— START DOCUMENT —

[ovs-dev] [PATCH v2 4/9] ovsdb raft: Support commands that are required for testing failure scenarios.

Han Zhou zhouhan at gmail.com
Fri Apr 12 23:26:23 UTC 2019


From: Han Zhou <hzhou8 at ebay.com>

Added unix commands cluster/... for ovsdb raft, which will be used in a future
patch to test more fine-grained failure scenarios. The commands either causes
a node to crash at certain point, or manipulate the election timer so that
we can control the election process to elect a new leader we desired for the
test cases.

Signed-off-by: Han Zhou <hzhou8 at ebay.com>
---
 ovsdb/raft.c | 83 ++++++++++++++++++++++++++++++++++++++++++++++++++++++++++++
 1 file changed, 83 insertions(+)

— END DOCUMENT —

TO DO:
**A.** In the raft patch email, which file does the change touch, and how many lines does it insert?
**B.** Pick up the raft patch email after its final line and keep writing it.

— START RECORD EXCERPTS —

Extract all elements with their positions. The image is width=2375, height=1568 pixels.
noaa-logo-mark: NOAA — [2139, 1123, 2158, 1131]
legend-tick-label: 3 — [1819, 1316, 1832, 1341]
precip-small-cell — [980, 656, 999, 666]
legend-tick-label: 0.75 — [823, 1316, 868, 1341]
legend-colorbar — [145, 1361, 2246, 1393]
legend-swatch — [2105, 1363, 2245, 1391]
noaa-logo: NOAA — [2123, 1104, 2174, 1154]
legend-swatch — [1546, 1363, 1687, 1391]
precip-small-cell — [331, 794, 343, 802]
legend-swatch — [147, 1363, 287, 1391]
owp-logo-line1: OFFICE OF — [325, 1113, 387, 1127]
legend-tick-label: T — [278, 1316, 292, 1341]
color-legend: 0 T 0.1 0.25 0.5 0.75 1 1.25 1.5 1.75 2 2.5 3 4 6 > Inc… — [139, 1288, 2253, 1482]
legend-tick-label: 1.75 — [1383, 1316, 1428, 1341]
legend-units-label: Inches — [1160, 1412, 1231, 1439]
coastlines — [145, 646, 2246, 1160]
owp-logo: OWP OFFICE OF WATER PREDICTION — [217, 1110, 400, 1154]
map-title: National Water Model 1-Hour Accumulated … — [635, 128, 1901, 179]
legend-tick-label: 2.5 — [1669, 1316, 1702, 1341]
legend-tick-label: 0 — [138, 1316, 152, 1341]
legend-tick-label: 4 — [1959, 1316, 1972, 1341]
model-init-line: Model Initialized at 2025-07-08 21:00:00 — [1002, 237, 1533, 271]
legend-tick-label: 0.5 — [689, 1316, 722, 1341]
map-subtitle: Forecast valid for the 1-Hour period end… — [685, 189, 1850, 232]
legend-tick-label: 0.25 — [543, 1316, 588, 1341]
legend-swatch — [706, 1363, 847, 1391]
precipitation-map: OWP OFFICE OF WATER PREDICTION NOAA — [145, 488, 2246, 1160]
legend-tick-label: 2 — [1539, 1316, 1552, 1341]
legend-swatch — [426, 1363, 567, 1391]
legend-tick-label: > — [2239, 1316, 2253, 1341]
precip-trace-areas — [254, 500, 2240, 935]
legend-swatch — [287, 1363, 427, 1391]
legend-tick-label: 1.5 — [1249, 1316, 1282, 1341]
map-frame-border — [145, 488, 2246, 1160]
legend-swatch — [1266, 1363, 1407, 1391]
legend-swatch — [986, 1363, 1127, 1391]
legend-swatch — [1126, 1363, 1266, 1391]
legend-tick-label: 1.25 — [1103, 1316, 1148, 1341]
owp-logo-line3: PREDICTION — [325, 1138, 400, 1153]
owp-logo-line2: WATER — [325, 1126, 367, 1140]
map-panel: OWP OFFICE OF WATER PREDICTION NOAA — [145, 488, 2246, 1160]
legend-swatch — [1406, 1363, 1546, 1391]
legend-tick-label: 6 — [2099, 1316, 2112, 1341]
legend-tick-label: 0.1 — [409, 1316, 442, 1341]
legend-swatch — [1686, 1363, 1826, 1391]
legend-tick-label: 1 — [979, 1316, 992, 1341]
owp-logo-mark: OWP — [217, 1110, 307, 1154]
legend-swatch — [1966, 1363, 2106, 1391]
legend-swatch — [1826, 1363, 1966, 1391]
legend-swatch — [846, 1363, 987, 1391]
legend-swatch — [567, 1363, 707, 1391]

— END RECORD EXCERPTS —

ANSWERS BELOW:
**A.** ovsdb/raft.c, with 83 insertions.

**B.**
diff --git a/ovsdb/raft.c b/ovsdb/raft.c
index 31e9e72..abcc9c0 100644
--- a/ovsdb/raft.c
+++ b/ovsdb/raft.c
@@ -63,6 +63,20 @@ enum raft_role {
     RAFT_LEADER
 };
 
+/* Flags for unit tests. */
+enum raft_failure_test {
+    FT_NO_TEST,
+    FT_CRASH_BEFORE_SEND_APPEND_REQ,
+    FT_CRASH_AFTER_SEND_APPEND_REQ,
+    FT_CRASH_BEFORE_SEND_EXEC_REP,
+    FT_CRASH_AFTER_SEND_EXEC_REP,
+    FT_CRASH_BEFORE_SEND_EXEC_REQ,
+    FT_CRASH_AFTER_SEND_EXEC_REQ,
+    FT_CRASH_AFTER_RECV_APPEND_REQ_UPDATE,
+    FT_DELAY_ELECTION
+};
+static enum raft_failure_test failure_test;
+
 /* A connection between this Raft server and another one. */
 struct raft_conn {
     struct ovs_list list_node;  /* In struct raft's 'conns' list. */
@@ -871,6 +885,10 @@ raft_reset_election_timer(struct raft *raft)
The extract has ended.